--- What the task requires ---
In the listing below, which lines contain the string "screenshot"? Copy them all.
##### Supplied material #####
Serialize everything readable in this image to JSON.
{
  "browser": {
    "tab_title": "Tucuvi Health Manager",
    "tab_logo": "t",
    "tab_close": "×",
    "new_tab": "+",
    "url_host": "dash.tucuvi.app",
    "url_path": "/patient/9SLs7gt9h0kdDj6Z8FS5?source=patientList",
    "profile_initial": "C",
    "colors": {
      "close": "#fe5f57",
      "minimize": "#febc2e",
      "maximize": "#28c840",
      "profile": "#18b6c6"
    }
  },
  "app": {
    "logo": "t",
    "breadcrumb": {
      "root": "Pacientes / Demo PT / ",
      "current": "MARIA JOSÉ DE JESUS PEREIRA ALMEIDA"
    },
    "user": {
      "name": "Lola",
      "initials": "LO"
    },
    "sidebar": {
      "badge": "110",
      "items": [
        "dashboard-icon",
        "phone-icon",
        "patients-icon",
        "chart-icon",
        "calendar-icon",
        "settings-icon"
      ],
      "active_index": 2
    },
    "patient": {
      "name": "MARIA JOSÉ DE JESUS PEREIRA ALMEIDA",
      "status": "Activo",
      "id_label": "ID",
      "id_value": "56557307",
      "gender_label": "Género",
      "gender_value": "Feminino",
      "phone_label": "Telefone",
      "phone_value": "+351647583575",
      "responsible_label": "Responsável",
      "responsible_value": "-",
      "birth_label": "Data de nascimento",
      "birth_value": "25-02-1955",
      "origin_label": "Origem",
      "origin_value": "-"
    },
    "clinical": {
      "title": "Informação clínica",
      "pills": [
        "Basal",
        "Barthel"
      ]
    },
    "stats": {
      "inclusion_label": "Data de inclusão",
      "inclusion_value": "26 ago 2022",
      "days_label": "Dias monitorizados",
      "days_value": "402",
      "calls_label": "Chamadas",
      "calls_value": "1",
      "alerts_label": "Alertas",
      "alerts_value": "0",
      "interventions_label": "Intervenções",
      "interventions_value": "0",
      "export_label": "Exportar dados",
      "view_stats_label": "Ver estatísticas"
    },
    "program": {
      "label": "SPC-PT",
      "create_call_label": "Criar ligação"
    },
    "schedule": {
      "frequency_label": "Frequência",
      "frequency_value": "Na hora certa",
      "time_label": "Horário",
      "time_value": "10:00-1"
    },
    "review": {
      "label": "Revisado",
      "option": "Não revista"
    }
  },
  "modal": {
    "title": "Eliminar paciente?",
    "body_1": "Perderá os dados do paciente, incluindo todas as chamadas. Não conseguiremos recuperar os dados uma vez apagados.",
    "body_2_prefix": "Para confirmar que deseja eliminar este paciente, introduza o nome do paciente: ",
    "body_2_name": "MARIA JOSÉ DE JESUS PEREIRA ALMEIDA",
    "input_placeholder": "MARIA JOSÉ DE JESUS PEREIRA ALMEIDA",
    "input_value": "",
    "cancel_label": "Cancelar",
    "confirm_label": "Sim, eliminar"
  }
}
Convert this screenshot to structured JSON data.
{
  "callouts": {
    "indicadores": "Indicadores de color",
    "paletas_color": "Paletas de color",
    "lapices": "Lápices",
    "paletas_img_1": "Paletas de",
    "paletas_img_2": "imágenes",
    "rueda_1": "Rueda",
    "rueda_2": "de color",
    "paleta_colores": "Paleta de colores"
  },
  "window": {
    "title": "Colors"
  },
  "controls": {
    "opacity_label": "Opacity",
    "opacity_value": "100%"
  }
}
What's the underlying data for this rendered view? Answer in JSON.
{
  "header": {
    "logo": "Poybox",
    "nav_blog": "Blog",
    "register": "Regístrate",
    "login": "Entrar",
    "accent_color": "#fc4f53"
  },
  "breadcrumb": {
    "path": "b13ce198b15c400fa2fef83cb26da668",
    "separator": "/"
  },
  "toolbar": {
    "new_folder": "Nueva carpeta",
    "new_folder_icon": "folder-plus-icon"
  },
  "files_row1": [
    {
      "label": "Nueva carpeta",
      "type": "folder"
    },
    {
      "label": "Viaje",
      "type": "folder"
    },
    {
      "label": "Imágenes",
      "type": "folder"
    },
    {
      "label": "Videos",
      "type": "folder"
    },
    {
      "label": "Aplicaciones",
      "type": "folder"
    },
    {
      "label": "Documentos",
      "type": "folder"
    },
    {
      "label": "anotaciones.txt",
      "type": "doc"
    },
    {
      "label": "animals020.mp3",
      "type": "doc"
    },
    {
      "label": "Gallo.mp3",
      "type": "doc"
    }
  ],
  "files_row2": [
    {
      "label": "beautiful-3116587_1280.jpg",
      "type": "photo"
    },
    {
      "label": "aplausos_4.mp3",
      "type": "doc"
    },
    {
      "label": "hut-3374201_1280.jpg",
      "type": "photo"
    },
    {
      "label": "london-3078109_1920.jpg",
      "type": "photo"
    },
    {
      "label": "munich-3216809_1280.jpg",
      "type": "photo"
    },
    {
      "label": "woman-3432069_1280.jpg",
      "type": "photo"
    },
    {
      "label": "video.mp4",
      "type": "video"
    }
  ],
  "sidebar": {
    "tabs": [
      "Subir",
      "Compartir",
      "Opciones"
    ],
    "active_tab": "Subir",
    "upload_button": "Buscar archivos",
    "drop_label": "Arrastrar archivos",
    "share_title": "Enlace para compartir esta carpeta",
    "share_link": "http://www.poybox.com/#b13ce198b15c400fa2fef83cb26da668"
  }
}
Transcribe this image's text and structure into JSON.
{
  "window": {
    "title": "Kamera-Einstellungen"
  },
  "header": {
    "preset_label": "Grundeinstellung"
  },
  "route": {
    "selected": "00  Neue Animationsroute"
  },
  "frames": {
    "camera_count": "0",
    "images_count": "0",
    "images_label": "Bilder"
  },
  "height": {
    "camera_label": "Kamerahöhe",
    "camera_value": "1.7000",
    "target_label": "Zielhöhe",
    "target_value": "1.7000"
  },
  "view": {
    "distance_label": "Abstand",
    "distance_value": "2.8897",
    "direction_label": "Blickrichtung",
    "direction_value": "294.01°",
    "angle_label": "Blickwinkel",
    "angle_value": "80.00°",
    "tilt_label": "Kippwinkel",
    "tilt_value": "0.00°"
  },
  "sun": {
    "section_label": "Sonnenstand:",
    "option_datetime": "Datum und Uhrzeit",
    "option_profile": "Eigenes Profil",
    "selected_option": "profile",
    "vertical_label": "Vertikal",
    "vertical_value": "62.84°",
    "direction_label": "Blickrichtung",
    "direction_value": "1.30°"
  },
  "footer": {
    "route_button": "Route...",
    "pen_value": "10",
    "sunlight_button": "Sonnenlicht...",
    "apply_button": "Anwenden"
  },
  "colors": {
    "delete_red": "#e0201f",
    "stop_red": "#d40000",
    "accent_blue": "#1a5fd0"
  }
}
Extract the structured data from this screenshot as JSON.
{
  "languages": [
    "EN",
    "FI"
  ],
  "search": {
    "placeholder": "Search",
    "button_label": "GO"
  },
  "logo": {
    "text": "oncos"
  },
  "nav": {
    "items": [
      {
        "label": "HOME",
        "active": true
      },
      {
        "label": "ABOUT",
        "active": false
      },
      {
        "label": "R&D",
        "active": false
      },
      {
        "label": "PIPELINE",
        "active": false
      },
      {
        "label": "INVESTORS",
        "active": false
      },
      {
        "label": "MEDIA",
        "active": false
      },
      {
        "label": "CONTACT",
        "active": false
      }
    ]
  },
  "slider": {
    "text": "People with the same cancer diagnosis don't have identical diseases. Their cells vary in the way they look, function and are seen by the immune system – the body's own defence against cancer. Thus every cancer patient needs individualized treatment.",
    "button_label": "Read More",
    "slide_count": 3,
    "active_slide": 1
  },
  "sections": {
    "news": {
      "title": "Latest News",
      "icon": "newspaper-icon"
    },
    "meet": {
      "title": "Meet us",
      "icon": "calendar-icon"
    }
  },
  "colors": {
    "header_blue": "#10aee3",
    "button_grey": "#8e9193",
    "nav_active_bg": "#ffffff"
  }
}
#####
--- Exercise result ---
Convert this screenshot to structured JSON data.
Extract the structured data from this screenshot as JSON.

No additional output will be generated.